DATASET »
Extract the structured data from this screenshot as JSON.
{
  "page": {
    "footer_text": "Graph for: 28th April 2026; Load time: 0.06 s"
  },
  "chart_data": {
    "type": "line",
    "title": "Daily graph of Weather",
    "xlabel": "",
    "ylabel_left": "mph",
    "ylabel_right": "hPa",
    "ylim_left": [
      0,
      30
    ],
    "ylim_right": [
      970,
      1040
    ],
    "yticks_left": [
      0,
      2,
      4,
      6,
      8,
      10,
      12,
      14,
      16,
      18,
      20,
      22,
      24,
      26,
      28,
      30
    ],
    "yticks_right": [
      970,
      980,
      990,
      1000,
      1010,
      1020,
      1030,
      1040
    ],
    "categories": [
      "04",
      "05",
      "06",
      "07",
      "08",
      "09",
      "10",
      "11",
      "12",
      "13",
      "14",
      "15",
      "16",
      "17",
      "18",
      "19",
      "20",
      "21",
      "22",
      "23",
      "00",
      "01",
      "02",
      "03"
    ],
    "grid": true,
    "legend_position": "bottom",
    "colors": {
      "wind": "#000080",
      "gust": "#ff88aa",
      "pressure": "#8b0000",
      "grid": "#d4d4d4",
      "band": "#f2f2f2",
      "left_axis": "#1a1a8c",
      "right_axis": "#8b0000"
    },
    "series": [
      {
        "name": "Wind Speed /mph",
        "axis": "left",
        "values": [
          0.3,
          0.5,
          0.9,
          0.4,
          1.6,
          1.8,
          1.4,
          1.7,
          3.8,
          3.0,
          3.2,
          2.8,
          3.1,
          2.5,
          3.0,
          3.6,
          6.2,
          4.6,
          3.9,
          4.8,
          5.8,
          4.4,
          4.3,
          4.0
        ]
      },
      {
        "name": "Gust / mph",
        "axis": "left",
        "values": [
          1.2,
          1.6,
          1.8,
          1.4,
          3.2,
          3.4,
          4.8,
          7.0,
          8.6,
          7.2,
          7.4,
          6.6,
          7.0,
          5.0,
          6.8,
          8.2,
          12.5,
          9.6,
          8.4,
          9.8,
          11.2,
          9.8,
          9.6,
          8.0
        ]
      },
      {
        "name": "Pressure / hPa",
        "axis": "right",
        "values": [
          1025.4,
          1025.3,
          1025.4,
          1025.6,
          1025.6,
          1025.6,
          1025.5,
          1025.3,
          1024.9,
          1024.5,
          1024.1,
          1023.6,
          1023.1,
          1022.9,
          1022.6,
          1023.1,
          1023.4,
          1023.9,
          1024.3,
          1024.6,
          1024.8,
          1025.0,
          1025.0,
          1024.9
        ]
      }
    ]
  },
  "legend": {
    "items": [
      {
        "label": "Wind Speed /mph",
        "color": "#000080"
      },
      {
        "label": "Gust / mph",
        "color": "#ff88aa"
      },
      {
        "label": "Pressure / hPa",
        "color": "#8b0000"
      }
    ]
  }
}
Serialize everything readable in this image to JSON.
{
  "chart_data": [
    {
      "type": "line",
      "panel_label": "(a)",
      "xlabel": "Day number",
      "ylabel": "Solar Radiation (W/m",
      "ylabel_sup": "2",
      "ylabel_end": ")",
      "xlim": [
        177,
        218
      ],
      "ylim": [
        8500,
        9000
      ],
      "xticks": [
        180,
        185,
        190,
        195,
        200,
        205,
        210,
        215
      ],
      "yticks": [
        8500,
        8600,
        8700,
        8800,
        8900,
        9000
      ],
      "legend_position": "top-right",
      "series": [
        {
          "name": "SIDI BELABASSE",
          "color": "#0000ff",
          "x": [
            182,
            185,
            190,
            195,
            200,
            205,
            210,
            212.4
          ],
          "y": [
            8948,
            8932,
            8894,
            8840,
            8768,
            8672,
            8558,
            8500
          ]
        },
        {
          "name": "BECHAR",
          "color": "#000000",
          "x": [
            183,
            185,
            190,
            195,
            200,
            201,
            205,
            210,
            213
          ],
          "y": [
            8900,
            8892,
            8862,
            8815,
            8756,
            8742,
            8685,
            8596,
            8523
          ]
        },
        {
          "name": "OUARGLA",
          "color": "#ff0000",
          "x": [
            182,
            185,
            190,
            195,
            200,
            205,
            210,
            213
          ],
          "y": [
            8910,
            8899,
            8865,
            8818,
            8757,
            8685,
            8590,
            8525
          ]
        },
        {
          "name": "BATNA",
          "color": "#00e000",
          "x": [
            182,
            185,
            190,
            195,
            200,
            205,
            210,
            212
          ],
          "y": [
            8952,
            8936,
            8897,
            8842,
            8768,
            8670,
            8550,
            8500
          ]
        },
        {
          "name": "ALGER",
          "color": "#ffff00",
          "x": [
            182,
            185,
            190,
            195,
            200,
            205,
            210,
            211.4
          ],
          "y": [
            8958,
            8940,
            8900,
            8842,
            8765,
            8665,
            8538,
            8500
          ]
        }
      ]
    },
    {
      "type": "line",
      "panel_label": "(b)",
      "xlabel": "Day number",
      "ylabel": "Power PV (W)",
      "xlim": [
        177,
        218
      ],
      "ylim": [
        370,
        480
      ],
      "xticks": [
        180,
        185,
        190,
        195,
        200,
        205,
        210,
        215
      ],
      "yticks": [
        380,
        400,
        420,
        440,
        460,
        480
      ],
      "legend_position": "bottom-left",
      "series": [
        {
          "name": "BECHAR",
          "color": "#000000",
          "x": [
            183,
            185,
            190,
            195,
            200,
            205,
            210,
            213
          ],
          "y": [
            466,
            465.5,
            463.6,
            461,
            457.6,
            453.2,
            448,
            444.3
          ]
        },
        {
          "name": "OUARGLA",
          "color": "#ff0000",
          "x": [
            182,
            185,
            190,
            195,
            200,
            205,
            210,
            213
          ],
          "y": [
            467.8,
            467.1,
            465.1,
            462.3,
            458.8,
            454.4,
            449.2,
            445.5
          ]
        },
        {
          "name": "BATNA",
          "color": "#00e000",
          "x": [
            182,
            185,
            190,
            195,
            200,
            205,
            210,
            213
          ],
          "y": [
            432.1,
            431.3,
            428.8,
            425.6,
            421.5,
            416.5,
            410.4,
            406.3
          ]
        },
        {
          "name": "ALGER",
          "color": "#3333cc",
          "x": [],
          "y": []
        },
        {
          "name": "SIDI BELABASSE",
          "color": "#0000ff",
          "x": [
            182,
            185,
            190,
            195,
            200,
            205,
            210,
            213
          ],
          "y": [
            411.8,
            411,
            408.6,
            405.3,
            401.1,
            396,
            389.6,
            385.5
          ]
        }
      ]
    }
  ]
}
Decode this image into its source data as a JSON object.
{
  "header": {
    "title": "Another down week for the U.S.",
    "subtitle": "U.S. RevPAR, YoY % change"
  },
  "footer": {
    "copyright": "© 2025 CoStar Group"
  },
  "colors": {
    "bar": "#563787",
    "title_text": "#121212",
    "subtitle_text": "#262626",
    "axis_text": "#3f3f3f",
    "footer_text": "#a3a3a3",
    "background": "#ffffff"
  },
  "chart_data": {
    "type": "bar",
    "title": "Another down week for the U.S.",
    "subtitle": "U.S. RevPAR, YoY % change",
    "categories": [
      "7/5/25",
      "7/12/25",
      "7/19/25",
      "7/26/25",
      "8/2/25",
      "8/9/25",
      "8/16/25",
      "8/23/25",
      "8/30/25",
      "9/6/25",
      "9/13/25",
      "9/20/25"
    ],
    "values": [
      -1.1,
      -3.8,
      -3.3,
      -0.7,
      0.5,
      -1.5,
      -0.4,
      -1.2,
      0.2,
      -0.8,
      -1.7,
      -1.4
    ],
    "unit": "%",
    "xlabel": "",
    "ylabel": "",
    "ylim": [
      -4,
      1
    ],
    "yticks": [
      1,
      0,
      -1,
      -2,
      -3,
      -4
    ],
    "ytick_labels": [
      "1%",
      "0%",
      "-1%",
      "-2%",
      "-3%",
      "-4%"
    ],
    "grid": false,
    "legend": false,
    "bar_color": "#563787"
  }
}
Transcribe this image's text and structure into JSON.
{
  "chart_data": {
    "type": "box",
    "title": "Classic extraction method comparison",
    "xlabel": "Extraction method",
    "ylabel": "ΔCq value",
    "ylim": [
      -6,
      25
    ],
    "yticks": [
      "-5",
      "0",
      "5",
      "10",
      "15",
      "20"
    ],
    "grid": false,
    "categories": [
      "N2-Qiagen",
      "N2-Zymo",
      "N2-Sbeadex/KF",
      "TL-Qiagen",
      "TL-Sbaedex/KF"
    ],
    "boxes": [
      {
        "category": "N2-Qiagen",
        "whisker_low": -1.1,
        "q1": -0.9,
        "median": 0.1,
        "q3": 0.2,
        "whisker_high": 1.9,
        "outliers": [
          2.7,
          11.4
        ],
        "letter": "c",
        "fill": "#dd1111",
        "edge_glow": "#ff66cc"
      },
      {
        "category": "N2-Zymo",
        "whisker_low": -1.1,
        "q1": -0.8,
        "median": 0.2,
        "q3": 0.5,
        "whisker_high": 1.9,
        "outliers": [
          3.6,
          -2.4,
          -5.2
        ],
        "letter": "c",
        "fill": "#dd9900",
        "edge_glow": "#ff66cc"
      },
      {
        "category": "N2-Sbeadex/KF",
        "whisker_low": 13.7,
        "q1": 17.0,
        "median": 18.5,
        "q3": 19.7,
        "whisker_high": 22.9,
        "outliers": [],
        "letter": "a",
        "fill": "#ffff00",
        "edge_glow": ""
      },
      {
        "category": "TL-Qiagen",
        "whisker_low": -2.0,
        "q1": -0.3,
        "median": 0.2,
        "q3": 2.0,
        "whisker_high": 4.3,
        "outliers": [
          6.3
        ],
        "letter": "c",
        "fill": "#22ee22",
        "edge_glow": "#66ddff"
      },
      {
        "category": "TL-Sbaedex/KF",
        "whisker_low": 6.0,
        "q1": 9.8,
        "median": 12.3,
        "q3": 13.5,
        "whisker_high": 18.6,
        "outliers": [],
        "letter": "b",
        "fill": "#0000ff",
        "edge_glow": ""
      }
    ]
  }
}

WHAT YOU HAVE TO DO » Lines containing the string "method" are to be selected and copied.

CORRECT RESULT »
    "title": "Classic extraction method comparison",
    "xlabel": "Extraction method",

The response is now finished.